## Start DATA PROVIDED

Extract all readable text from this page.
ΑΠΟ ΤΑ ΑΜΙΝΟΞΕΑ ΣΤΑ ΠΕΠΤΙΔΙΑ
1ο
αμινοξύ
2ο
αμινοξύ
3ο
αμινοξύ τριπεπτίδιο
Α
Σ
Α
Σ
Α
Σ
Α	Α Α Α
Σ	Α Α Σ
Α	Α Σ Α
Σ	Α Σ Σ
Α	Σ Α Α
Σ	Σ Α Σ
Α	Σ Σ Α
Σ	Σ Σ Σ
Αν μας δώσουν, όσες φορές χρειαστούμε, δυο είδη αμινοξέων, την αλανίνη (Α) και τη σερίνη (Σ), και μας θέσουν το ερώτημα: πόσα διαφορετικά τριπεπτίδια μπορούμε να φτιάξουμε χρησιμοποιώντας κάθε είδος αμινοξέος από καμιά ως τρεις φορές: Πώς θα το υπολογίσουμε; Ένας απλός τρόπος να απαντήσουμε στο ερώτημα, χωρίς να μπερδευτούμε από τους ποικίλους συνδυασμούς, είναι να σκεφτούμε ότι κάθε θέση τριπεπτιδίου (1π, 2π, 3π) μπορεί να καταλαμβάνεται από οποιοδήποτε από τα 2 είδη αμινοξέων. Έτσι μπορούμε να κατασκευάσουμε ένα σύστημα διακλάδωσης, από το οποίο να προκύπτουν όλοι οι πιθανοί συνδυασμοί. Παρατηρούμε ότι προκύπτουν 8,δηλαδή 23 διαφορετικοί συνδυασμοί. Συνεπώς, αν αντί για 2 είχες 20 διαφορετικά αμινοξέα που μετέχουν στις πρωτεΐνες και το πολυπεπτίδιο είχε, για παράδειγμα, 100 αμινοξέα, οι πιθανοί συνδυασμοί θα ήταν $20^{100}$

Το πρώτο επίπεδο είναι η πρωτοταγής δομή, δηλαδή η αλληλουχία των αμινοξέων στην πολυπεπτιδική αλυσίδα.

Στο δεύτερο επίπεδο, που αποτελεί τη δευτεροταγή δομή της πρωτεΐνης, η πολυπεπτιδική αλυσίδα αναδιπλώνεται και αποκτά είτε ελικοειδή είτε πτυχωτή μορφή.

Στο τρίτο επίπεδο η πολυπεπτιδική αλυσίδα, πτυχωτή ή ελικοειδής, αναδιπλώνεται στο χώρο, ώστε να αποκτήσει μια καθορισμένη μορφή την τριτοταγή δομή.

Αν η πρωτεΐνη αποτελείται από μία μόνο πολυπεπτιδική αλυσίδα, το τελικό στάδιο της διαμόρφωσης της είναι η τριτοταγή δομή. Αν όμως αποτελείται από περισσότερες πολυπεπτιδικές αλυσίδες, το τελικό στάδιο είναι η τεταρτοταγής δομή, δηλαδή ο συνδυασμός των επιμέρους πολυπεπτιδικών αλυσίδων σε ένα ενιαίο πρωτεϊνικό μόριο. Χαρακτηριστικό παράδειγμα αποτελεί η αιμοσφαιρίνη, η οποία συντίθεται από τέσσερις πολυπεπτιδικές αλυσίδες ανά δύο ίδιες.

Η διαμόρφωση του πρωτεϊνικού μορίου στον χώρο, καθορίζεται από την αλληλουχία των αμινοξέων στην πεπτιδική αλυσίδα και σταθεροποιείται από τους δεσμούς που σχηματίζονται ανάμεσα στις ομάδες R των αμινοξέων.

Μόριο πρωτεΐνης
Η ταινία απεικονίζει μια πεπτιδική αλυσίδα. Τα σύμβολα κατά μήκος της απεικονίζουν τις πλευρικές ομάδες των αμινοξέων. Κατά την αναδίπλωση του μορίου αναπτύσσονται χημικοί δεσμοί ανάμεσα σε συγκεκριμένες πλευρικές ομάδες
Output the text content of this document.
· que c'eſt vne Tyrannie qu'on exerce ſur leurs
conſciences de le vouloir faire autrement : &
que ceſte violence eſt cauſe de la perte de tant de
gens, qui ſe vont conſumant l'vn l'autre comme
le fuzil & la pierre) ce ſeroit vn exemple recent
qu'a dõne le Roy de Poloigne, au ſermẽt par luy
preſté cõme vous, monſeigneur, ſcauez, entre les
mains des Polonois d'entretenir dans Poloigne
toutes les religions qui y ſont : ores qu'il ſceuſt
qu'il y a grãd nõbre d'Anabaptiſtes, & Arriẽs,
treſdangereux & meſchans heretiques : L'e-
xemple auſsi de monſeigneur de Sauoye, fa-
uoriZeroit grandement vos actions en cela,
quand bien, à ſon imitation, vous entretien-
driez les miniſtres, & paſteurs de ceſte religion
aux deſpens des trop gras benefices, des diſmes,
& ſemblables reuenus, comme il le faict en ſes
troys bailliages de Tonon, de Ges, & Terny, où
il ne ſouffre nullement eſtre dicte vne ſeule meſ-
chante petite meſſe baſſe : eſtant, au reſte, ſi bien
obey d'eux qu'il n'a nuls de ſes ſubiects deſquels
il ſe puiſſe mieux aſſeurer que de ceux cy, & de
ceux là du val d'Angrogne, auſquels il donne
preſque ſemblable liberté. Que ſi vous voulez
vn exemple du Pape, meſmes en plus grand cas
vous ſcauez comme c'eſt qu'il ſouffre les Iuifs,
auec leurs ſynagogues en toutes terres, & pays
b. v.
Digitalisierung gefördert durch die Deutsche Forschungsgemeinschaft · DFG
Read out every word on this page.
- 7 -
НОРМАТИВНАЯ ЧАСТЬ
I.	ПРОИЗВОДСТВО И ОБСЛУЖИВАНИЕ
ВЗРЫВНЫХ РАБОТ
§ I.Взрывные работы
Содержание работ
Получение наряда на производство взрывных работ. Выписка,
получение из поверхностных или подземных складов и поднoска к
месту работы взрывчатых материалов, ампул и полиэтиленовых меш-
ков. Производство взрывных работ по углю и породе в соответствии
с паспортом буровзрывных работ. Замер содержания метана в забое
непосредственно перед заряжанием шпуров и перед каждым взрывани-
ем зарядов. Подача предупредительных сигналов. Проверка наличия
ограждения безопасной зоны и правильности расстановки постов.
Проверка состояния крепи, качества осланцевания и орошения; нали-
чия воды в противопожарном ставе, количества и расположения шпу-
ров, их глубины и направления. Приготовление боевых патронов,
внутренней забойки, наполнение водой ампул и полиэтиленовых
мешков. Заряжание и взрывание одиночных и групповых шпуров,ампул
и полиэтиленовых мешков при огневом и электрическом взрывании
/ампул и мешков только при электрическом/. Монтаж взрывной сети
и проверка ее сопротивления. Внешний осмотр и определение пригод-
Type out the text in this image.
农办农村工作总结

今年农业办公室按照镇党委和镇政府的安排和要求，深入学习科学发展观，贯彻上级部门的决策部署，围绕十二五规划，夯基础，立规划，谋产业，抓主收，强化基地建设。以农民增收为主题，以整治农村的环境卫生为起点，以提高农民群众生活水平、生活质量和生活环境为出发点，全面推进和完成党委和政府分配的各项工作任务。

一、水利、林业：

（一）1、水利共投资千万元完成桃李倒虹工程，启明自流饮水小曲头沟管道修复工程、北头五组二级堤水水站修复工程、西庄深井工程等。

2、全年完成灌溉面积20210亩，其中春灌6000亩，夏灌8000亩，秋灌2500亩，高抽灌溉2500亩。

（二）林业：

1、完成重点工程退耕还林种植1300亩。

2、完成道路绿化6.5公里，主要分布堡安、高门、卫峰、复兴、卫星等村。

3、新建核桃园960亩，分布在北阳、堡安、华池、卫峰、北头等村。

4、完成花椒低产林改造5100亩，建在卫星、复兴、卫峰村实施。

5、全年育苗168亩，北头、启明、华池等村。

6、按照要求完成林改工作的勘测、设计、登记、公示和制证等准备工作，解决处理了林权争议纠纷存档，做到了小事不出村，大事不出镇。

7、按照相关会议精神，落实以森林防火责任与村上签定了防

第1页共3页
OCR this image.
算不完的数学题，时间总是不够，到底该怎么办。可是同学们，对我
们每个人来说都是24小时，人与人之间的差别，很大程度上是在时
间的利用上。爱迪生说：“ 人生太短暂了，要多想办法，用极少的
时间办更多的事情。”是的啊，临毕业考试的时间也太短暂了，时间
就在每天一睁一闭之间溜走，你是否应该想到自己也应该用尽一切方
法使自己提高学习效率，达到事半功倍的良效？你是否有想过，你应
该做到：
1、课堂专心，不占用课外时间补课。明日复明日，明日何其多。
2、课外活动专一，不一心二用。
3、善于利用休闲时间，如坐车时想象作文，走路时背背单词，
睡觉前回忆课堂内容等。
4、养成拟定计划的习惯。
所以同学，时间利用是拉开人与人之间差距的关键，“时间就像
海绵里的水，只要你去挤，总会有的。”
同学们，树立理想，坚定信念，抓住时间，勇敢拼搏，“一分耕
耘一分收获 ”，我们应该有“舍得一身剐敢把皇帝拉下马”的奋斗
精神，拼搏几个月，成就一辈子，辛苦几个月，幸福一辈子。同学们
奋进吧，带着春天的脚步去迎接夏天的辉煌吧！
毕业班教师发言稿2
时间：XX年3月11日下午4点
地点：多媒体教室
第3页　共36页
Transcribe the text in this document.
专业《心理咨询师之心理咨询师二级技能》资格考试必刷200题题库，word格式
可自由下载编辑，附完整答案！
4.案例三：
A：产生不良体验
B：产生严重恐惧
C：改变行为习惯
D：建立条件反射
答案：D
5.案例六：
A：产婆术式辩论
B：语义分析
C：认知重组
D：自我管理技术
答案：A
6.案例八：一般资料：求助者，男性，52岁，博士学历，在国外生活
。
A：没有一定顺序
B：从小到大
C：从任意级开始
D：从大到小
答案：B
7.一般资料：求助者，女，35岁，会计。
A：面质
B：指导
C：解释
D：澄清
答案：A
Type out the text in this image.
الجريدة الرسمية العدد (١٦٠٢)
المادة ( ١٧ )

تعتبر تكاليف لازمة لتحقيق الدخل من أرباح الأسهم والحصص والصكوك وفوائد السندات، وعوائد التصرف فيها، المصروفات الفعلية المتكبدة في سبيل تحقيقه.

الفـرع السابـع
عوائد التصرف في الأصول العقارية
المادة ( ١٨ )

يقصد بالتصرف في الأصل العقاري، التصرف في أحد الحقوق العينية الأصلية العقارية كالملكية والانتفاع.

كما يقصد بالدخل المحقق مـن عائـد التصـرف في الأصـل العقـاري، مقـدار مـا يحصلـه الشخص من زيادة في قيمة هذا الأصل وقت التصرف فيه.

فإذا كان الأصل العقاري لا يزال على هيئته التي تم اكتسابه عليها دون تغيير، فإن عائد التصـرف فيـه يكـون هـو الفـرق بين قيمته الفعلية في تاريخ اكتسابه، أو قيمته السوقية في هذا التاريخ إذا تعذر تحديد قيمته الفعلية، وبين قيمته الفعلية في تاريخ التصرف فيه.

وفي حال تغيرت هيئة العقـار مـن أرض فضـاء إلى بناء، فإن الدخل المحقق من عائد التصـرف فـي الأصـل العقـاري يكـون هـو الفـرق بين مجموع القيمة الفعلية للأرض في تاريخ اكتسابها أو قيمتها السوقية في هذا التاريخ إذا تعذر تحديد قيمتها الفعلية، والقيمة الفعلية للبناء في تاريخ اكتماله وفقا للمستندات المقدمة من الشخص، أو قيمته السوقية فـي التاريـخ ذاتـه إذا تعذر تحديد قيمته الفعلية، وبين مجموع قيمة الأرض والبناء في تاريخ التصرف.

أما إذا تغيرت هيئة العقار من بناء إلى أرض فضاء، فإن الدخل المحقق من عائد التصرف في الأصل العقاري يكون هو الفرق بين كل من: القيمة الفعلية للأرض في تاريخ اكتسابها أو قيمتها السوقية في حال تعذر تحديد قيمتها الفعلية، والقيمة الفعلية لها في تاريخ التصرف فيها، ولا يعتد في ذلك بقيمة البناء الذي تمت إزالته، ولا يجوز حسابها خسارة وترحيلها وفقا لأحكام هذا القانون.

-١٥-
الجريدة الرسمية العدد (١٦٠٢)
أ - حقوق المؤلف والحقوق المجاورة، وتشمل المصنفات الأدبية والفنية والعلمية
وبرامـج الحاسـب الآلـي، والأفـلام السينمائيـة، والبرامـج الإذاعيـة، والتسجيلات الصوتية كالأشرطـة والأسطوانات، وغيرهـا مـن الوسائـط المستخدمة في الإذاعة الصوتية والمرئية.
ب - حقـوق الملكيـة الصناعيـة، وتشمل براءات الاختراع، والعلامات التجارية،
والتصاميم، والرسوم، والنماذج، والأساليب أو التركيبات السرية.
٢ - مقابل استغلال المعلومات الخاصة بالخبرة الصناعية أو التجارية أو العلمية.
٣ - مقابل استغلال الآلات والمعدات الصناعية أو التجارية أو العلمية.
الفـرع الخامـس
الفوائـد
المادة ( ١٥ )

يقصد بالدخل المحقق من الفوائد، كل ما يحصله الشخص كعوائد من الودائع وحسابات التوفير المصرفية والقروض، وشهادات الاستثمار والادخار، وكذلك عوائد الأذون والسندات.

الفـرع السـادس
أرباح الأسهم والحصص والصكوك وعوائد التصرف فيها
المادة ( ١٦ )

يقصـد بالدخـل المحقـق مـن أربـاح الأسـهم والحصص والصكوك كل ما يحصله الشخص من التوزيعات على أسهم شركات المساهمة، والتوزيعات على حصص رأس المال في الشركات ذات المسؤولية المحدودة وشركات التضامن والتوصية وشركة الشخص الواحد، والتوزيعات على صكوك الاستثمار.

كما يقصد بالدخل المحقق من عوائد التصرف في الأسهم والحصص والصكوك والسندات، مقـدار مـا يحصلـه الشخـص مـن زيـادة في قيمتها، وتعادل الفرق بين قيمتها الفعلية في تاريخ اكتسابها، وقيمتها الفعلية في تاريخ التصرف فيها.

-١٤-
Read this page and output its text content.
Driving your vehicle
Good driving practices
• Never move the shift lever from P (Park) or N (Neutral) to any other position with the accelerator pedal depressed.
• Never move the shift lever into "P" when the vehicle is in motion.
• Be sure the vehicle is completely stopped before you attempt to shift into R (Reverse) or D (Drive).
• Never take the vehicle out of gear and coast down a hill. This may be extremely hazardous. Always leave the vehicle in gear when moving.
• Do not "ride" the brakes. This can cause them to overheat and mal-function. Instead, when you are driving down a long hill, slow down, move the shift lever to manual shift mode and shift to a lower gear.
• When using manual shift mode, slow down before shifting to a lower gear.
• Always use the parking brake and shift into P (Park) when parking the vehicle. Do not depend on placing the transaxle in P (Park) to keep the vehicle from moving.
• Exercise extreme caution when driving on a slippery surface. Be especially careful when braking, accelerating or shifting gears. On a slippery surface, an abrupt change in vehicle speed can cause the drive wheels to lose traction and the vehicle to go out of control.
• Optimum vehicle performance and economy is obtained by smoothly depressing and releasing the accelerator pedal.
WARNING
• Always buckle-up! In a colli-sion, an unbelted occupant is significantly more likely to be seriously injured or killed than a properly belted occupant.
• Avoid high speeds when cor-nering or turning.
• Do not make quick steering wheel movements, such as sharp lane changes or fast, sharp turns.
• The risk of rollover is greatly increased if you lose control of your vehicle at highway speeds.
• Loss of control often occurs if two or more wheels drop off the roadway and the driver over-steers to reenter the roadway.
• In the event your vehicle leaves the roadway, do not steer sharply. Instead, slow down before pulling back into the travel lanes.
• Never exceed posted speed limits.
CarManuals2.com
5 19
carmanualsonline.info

## End DATA PROVIDED

Each line that holds the word "accelerator" should be extracted from the records.

*SOLUTION TO THIS EXERCISE*.
• Never move the shift lever from P (Park) or N (Neutral) to any other position with the accelerator pedal depressed.
• Optimum vehicle performance and economy is obtained by smoothly depressing and releasing the accelerator pedal.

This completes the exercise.